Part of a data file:

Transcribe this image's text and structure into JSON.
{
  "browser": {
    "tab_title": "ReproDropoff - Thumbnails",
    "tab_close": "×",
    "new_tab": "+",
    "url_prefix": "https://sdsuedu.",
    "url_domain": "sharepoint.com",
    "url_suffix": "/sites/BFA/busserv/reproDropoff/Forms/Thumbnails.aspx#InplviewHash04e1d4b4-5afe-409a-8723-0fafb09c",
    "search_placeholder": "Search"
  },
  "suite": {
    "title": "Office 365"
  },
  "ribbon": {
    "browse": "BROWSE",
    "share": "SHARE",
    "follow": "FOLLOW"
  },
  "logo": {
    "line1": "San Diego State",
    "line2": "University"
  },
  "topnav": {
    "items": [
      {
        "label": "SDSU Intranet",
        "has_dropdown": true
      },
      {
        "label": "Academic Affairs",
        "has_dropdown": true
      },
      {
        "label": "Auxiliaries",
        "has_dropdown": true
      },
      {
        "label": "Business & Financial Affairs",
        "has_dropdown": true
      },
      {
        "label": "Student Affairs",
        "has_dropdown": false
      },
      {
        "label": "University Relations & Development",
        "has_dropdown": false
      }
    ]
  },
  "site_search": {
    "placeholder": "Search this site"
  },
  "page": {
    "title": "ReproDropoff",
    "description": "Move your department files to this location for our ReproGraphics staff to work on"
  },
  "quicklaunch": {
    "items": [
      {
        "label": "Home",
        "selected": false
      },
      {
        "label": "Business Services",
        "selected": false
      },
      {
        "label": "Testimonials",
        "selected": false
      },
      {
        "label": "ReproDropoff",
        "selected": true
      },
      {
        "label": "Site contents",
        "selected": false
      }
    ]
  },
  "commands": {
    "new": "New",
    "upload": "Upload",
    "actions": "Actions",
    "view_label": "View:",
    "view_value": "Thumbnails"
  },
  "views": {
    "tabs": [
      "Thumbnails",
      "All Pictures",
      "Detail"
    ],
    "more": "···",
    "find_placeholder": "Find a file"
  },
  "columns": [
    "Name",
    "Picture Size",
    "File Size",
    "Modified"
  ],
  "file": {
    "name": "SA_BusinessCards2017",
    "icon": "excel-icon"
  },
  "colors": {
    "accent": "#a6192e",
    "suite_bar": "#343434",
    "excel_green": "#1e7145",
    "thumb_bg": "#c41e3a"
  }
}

TASK BRIEF:
Write the data out again in full and exactly.

THE COMPLETED TASK:
Transcribe this image's text and structure into JSON.
{
  "browser": {
    "tab_title": "ReproDropoff - Thumbnails",
    "tab_close": "×",
    "new_tab": "+",
    "url_prefix": "https://sdsuedu.",
    "url_domain": "sharepoint.com",
    "url_suffix": "/sites/BFA/busserv/reproDropoff/Forms/Thumbnails.aspx#InplviewHash04e1d4b4-5afe-409a-8723-0fafb09c",
    "search_placeholder": "Search"
  },
  "suite": {
    "title": "Office 365"
  },
  "ribbon": {
    "browse": "BROWSE",
    "share": "SHARE",
    "follow": "FOLLOW"
  },
  "logo": {
    "line1": "San Diego State",
    "line2": "University"
  },
  "topnav": {
    "items": [
      {
        "label": "SDSU Intranet",
        "has_dropdown": true
      },
      {
        "label": "Academic Affairs",
        "has_dropdown": true
      },
      {
        "label": "Auxiliaries",
        "has_dropdown": true
      },
      {
        "label": "Business & Financial Affairs",
        "has_dropdown": true
      },
      {
        "label": "Student Affairs",
        "has_dropdown": false
      },
      {
        "label": "University Relations & Development",
        "has_dropdown": false
      }
    ]
  },
  "site_search": {
    "placeholder": "Search this site"
  },
  "page": {
    "title": "ReproDropoff",
    "description": "Move your department files to this location for our ReproGraphics staff to work on"
  },
  "quicklaunch": {
    "items": [
      {
        "label": "Home",
        "selected": false
      },
      {
        "label": "Business Services",
        "selected": false
      },
      {
        "label": "Testimonials",
        "selected": false
      },
      {
        "label": "ReproDropoff",
        "selected": true
      },
      {
        "label": "Site contents",
        "selected": false
      }
    ]
  },
  "commands": {
    "new": "New",
    "upload": "Upload",
    "actions": "Actions",
    "view_label": "View:",
    "view_value": "Thumbnails"
  },
  "views": {
    "tabs": [
      "Thumbnails",
      "All Pictures",
      "Detail"
    ],
    "more": "···",
    "find_placeholder": "Find a file"
  },
  "columns": [
    "Name",
    "Picture Size",
    "File Size",
    "Modified"
  ],
  "file": {
    "name": "SA_BusinessCards2017",
    "icon": "excel-icon"
  },
  "colors": {
    "accent": "#a6192e",
    "suite_bar": "#343434",
    "excel_green": "#1e7145",
    "thumb_bg": "#c41e3a"
  }
}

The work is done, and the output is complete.